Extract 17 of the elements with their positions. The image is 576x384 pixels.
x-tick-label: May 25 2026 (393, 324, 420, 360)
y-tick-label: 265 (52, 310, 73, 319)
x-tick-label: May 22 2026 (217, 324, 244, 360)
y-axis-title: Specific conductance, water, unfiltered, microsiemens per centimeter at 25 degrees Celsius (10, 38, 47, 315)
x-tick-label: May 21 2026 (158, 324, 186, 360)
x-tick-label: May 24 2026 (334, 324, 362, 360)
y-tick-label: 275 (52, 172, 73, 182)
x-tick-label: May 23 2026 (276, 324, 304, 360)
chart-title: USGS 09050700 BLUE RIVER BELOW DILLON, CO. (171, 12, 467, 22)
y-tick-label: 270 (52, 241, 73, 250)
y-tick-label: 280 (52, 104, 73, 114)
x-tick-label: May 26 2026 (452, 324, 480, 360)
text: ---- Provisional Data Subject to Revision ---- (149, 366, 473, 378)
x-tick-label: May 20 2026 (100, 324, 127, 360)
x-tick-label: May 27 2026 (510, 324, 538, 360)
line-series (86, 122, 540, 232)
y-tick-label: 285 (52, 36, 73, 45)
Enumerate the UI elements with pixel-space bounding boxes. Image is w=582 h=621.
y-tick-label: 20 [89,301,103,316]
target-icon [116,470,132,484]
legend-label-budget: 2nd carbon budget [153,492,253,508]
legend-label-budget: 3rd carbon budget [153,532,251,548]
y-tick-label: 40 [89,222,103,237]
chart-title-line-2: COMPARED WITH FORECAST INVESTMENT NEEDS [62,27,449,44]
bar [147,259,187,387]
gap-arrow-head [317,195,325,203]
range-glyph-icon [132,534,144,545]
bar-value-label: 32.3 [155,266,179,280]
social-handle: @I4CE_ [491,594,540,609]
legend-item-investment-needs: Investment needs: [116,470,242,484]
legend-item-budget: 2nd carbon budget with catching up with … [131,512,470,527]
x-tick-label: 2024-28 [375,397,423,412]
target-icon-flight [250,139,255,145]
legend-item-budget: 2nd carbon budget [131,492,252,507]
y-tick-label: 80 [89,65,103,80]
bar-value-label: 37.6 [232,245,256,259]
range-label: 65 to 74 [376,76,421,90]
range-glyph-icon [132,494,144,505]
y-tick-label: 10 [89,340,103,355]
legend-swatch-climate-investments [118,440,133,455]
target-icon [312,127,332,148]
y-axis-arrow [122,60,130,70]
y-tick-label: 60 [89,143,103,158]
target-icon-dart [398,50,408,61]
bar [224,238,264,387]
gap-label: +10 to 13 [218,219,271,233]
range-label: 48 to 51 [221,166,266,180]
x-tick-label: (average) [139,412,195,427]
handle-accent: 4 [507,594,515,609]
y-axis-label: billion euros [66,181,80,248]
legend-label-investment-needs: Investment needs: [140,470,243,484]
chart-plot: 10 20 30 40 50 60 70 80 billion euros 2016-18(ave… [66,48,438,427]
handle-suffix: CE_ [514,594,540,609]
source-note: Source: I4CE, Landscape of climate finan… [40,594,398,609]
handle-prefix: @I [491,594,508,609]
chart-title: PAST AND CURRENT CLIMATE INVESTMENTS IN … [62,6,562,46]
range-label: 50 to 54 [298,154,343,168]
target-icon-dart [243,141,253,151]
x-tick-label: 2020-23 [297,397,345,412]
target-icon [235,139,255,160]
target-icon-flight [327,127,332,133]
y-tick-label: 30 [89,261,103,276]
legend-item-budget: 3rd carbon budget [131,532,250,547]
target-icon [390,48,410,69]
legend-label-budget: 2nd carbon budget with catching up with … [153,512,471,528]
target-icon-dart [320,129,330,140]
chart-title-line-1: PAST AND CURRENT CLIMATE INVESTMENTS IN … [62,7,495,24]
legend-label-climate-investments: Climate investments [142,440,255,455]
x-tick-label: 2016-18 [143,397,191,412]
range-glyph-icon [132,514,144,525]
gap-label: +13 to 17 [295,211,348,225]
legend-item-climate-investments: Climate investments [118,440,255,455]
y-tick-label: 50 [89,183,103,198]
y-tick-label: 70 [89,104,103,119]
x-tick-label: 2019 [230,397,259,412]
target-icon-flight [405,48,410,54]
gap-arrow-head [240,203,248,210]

THE REQUEST: Copy every line of the material above word for word, from the first line to the last.

CORRECT RESULT:
Extract 17 of the elements with their positions. The image is 576x384 pixels.
x-tick-label: May 25 2026 (393, 324, 420, 360)
y-tick-label: 265 (52, 310, 73, 319)
x-tick-label: May 22 2026 (217, 324, 244, 360)
y-axis-title: Specific conductance, water, unfiltered, microsiemens per centimeter at 25 degrees Celsius (10, 38, 47, 315)
x-tick-label: May 21 2026 (158, 324, 186, 360)
x-tick-label: May 24 2026 (334, 324, 362, 360)
y-tick-label: 275 (52, 172, 73, 182)
x-tick-label: May 23 2026 (276, 324, 304, 360)
chart-title: USGS 09050700 BLUE RIVER BELOW DILLON, CO. (171, 12, 467, 22)
y-tick-label: 270 (52, 241, 73, 250)
y-tick-label: 280 (52, 104, 73, 114)
x-tick-label: May 26 2026 (452, 324, 480, 360)
text: ---- Provisional Data Subject to Revision ---- (149, 366, 473, 378)
x-tick-label: May 20 2026 (100, 324, 127, 360)
x-tick-label: May 27 2026 (510, 324, 538, 360)
line-series (86, 122, 540, 232)
y-tick-label: 285 (52, 36, 73, 45)
Enumerate the UI elements with pixel-space bounding boxes. Image is w=582 h=621.
y-tick-label: 20 [89,301,103,316]
target-icon [116,470,132,484]
legend-label-budget: 2nd carbon budget [153,492,253,508]
legend-label-budget: 3rd carbon budget [153,532,251,548]
y-tick-label: 40 [89,222,103,237]
chart-title-line-2: COMPARED WITH FORECAST INVESTMENT NEEDS [62,27,449,44]
bar [147,259,187,387]
gap-arrow-head [317,195,325,203]
range-glyph-icon [132,534,144,545]
bar-value-label: 32.3 [155,266,179,280]
social-handle: @I4CE_ [491,594,540,609]
legend-item-investment-needs: Investment needs: [116,470,242,484]
legend-item-budget: 2nd carbon budget with catching up with … [131,512,470,527]
x-tick-label: 2024-28 [375,397,423,412]
target-icon-flight [250,139,255,145]
legend-item-budget: 2nd carbon budget [131,492,252,507]
y-tick-label: 80 [89,65,103,80]
bar-value-label: 37.6 [232,245,256,259]
range-label: 65 to 74 [376,76,421,90]
range-glyph-icon [132,494,144,505]
y-tick-label: 10 [89,340,103,355]
legend-swatch-climate-investments [118,440,133,455]
target-icon [312,127,332,148]
y-axis-arrow [122,60,130,70]
y-tick-label: 60 [89,143,103,158]
target-icon-dart [398,50,408,61]
bar [224,238,264,387]
gap-label: +10 to 13 [218,219,271,233]
range-label: 48 to 51 [221,166,266,180]
x-tick-label: (average) [139,412,195,427]
handle-accent: 4 [507,594,515,609]
y-axis-label: billion euros [66,181,80,248]
legend-label-investment-needs: Investment needs: [140,470,243,484]
chart-plot: 10 20 30 40 50 60 70 80 billion euros 2016-18(ave… [66,48,438,427]
handle-suffix: CE_ [514,594,540,609]
source-note: Source: I4CE, Landscape of climate finan… [40,594,398,609]
handle-prefix: @I [491,594,508,609]
chart-title: PAST AND CURRENT CLIMATE INVESTMENTS IN … [62,6,562,46]
range-label: 50 to 54 [298,154,343,168]
target-icon-dart [243,141,253,151]
x-tick-label: 2020-23 [297,397,345,412]
target-icon [235,139,255,160]
target-icon-flight [327,127,332,133]
y-tick-label: 30 [89,261,103,276]
legend-item-budget: 3rd carbon budget [131,532,250,547]
target-icon [390,48,410,69]
legend-label-budget: 2nd carbon budget with catching up with … [153,512,471,528]
target-icon-dart [320,129,330,140]
chart-title-line-1: PAST AND CURRENT CLIMATE INVESTMENTS IN … [62,7,495,24]
legend-label-climate-investments: Climate investments [142,440,255,455]
x-tick-label: 2016-18 [143,397,191,412]
range-glyph-icon [132,514,144,525]
gap-label: +13 to 17 [295,211,348,225]
legend-item-climate-investments: Climate investments [118,440,255,455]
y-tick-label: 50 [89,183,103,198]
y-tick-label: 70 [89,104,103,119]
x-tick-label: 2019 [230,397,259,412]
target-icon-flight [405,48,410,54]
gap-arrow-head [240,203,248,210]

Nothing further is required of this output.